PROBLEM TO SOLVE
Rewrite the entries below with every occurrence of "stone-white" changed to "white-stone" and everything else left unchanged. Leave the pictures out of your answer.

DATA TO USE

==*==

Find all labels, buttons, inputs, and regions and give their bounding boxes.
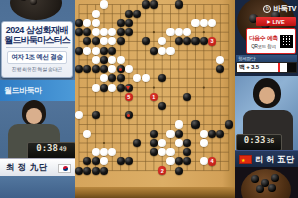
left-player-name: 최 정 九단 — [0, 162, 58, 174]
prediction-subtitle: QR코드 참여 — [251, 44, 275, 49]
stone-black — [150, 130, 158, 138]
stone-white — [92, 56, 100, 64]
stone-white — [92, 148, 100, 156]
event-title-line2: 월드바둑마스터스 — [4, 35, 70, 45]
qr-code — [280, 35, 293, 48]
stone-black — [150, 139, 158, 147]
stone-white — [158, 47, 166, 55]
ai-eval-value: 백 + 3.5 — [237, 63, 259, 72]
ai-eval-black-share — [287, 63, 296, 72]
backdrop-banner-text: 월드바둑마 — [0, 85, 42, 96]
stone-white — [142, 74, 150, 82]
stone-white — [166, 148, 174, 156]
marked-stone-triangle — [126, 86, 130, 90]
channel-logo-text: 바둑TV — [273, 4, 296, 14]
stone-white — [100, 0, 108, 8]
stone-black — [100, 47, 108, 55]
stone-black — [150, 47, 158, 55]
event-title-line1: 2024 삼성화재배 — [6, 25, 69, 35]
stone-black — [208, 130, 216, 138]
china-flag-icon: ★ — [239, 155, 252, 164]
stone-white — [92, 19, 100, 27]
stone-black — [75, 167, 83, 175]
right-player-face — [259, 87, 275, 104]
stone-white — [117, 56, 125, 64]
right-clock-hm: 0:33 — [244, 135, 266, 145]
stone-white — [200, 139, 208, 147]
stone-white — [200, 19, 208, 27]
stone-white — [200, 130, 208, 138]
left-player-nameplate: 최 정 九단 — [0, 158, 75, 178]
channel-logo: b 바둑TV — [263, 4, 296, 14]
stone-white — [175, 120, 183, 128]
stone-black — [117, 74, 125, 82]
right-player-nameplate: ★ 리 허 五단 — [235, 150, 298, 168]
go-bowl-top-left — [10, 0, 62, 20]
stone-black — [175, 167, 183, 175]
ai-eval-bar: 백 + 3.5 — [236, 62, 297, 73]
right-studio-panel: b 바둑TV ▶ LIVE 다음수 예측 QR코드 참여 형세판단 백 + 3.… — [235, 0, 298, 198]
stone-white — [108, 84, 116, 92]
ai-eval-marker — [278, 63, 280, 72]
south-korea-flag-icon — [58, 164, 71, 173]
banner-divider — [6, 47, 68, 48]
move-candidate-4: 4 — [208, 157, 217, 166]
board-front-edge — [75, 187, 235, 198]
stone-white — [92, 28, 100, 36]
marked-stone-dot — [119, 68, 122, 71]
stone-white — [175, 139, 183, 147]
left-clock-sec: 49 — [59, 145, 67, 153]
live-badge: ▶ LIVE — [256, 17, 296, 26]
stone-black — [125, 19, 133, 27]
right-player-name: 리 허 五단 — [252, 154, 294, 165]
prediction-title: 다음수 예측 — [249, 34, 278, 43]
stone-black — [117, 28, 125, 36]
stone-black — [83, 167, 91, 175]
stone-white — [92, 84, 100, 92]
live-label: LIVE — [272, 19, 284, 25]
stone-black — [125, 10, 133, 18]
stone-white — [92, 47, 100, 55]
stone-white — [166, 47, 174, 55]
channel-logo-icon: b — [263, 5, 271, 13]
stone-white — [166, 130, 174, 138]
stone-white — [92, 10, 100, 18]
left-clock-hm: 0:38 — [36, 143, 58, 153]
stone-black — [100, 56, 108, 64]
stone-black — [92, 167, 100, 175]
go-board: 12345 — [75, 0, 235, 198]
live-play-icon: ▶ — [267, 19, 270, 24]
event-stage-label: 여자 1조 예선 결승 — [7, 51, 66, 64]
broadcast-staff: 진행 최유진 해설 송태곤 — [12, 66, 62, 72]
next-move-prediction-widget: 다음수 예측 QR코드 참여 — [246, 28, 296, 54]
right-player-clock: 0:33 36 — [236, 134, 282, 151]
right-clock-sec: 36 — [266, 137, 274, 145]
stone-black — [133, 10, 141, 18]
stone-black — [100, 84, 108, 92]
stone-black — [75, 47, 83, 55]
studio-table — [0, 176, 75, 198]
move-candidate-3: 3 — [208, 37, 217, 46]
stone-black — [175, 130, 183, 138]
stone-black — [92, 65, 100, 73]
stone-black — [191, 120, 199, 128]
stone-black — [92, 111, 100, 119]
broadcast-frame: 2024 삼성화재배 월드바둑마스터스 여자 1조 예선 결승 진행 최유진 해… — [0, 0, 298, 198]
stone-black — [142, 0, 150, 8]
stone-black — [117, 19, 125, 27]
stone-black — [225, 120, 233, 128]
stone-black — [150, 0, 158, 8]
left-studio-panel: 2024 삼성화재배 월드바둑마스터스 여자 1조 예선 결승 진행 최유진 해… — [0, 0, 75, 198]
ai-eval-widget: 형세판단 백 + 3.5 — [236, 55, 297, 75]
go-bowl-bottom-right — [235, 167, 298, 198]
stone-black — [175, 0, 183, 8]
stone-white — [166, 28, 174, 36]
stone-black — [117, 84, 125, 92]
stone-black — [100, 167, 108, 175]
left-player-face — [26, 108, 42, 124]
ai-eval-header: 형세판단 — [236, 55, 297, 62]
stone-white — [191, 19, 199, 27]
event-banner: 2024 삼성화재배 월드바둑마스터스 여자 1조 예선 결승 진행 최유진 해… — [1, 21, 73, 78]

==*==

WRITTEN ANSWER
Find all labels, buttons, inputs, and regions and give their bounding boxes.
left-player-name: 최 정 九단 — [0, 162, 58, 174]
prediction-subtitle: QR코드 참여 — [251, 44, 275, 49]
stone-black — [150, 130, 158, 138]
white-stone — [92, 56, 100, 64]
white-stone — [92, 148, 100, 156]
event-title-line2: 월드바둑마스터스 — [4, 35, 70, 45]
qr-code — [280, 35, 293, 48]
stone-black — [150, 139, 158, 147]
white-stone — [158, 47, 166, 55]
ai-eval-value: 백 + 3.5 — [237, 63, 259, 72]
ai-eval-black-share — [287, 63, 296, 72]
backdrop-banner-text: 월드바둑마 — [0, 85, 42, 96]
white-stone — [142, 74, 150, 82]
white-stone — [166, 148, 174, 156]
marked-stone-triangle — [126, 86, 130, 90]
channel-logo-text: 바둑TV — [273, 4, 296, 14]
white-stone — [100, 0, 108, 8]
stone-black — [100, 47, 108, 55]
stone-black — [150, 47, 158, 55]
event-title-line1: 2024 삼성화재배 — [6, 25, 69, 35]
stone-black — [208, 130, 216, 138]
china-flag-icon: ★ — [239, 155, 252, 164]
white-stone — [92, 19, 100, 27]
stone-black — [75, 167, 83, 175]
right-player-face — [259, 87, 275, 104]
white-stone — [117, 56, 125, 64]
right-clock-hm: 0:33 — [244, 135, 266, 145]
white-stone — [200, 139, 208, 147]
white-stone — [200, 19, 208, 27]
white-stone — [200, 130, 208, 138]
left-player-nameplate: 최 정 九단 — [0, 158, 75, 178]
channel-logo: b 바둑TV — [263, 4, 296, 14]
white-stone — [175, 120, 183, 128]
stone-black — [117, 74, 125, 82]
right-player-nameplate: ★ 리 허 五단 — [235, 150, 298, 168]
go-bowl-top-left — [10, 0, 62, 20]
stone-black — [175, 167, 183, 175]
ai-eval-bar: 백 + 3.5 — [236, 62, 297, 73]
right-studio-panel: b 바둑TV ▶ LIVE 다음수 예측 QR코드 참여 형세판단 백 + 3.… — [235, 0, 298, 198]
white-stone — [108, 84, 116, 92]
ai-eval-marker — [278, 63, 280, 72]
south-korea-flag-icon — [58, 164, 71, 173]
banner-divider — [6, 47, 68, 48]
move-candidate-4: 4 — [208, 157, 217, 166]
board-front-edge — [75, 187, 235, 198]
white-stone — [92, 28, 100, 36]
marked-stone-dot — [119, 68, 122, 71]
white-stone — [175, 139, 183, 147]
left-clock-sec: 49 — [59, 145, 67, 153]
live-badge: ▶ LIVE — [256, 17, 296, 26]
stone-black — [125, 19, 133, 27]
right-player-name: 리 허 五단 — [252, 154, 294, 165]
prediction-title: 다음수 예측 — [249, 34, 278, 43]
stone-black — [117, 28, 125, 36]
stone-black — [83, 167, 91, 175]
white-stone — [92, 84, 100, 92]
live-label: LIVE — [272, 19, 284, 25]
stone-black — [125, 10, 133, 18]
white-stone — [92, 47, 100, 55]
white-stone — [166, 47, 174, 55]
channel-logo-icon: b — [263, 5, 271, 13]
white-stone — [166, 130, 174, 138]
white-stone — [92, 10, 100, 18]
left-clock-hm: 0:38 — [36, 143, 58, 153]
stone-black — [100, 56, 108, 64]
stone-black — [92, 167, 100, 175]
go-board: 12345 — [75, 0, 235, 198]
live-play-icon: ▶ — [267, 19, 270, 24]
event-stage-label: 여자 1조 예선 결승 — [7, 51, 66, 64]
broadcast-staff: 진행 최유진 해설 송태곤 — [12, 66, 62, 72]
next-move-prediction-widget: 다음수 예측 QR코드 참여 — [246, 28, 296, 54]
right-player-clock: 0:33 36 — [236, 134, 282, 151]
right-clock-sec: 36 — [266, 137, 274, 145]
stone-black — [133, 10, 141, 18]
stone-black — [100, 84, 108, 92]
stone-black — [75, 47, 83, 55]
studio-table — [0, 176, 75, 198]
move-candidate-3: 3 — [208, 37, 217, 46]
stone-black — [175, 130, 183, 138]
stone-black — [92, 65, 100, 73]
stone-black — [191, 120, 199, 128]
stone-black — [92, 111, 100, 119]
broadcast-frame: 2024 삼성화재배 월드바둑마스터스 여자 1조 예선 결승 진행 최유진 해… — [0, 0, 298, 198]
stone-black — [142, 0, 150, 8]
stone-black — [117, 19, 125, 27]
stone-black — [225, 120, 233, 128]
stone-black — [150, 0, 158, 8]
left-studio-panel: 2024 삼성화재배 월드바둑마스터스 여자 1조 예선 결승 진행 최유진 해… — [0, 0, 75, 198]
ai-eval-widget: 형세판단 백 + 3.5 — [236, 55, 297, 75]
go-bowl-bottom-right — [235, 167, 298, 198]
stone-black — [175, 0, 183, 8]
white-stone — [166, 28, 174, 36]
stone-black — [117, 84, 125, 92]
stone-black — [100, 167, 108, 175]
left-player-face — [26, 108, 42, 124]
ai-eval-header: 형세판단 — [236, 55, 297, 62]
white-stone — [191, 19, 199, 27]
event-banner: 2024 삼성화재배 월드바둑마스터스 여자 1조 예선 결승 진행 최유진 해… — [1, 21, 73, 78]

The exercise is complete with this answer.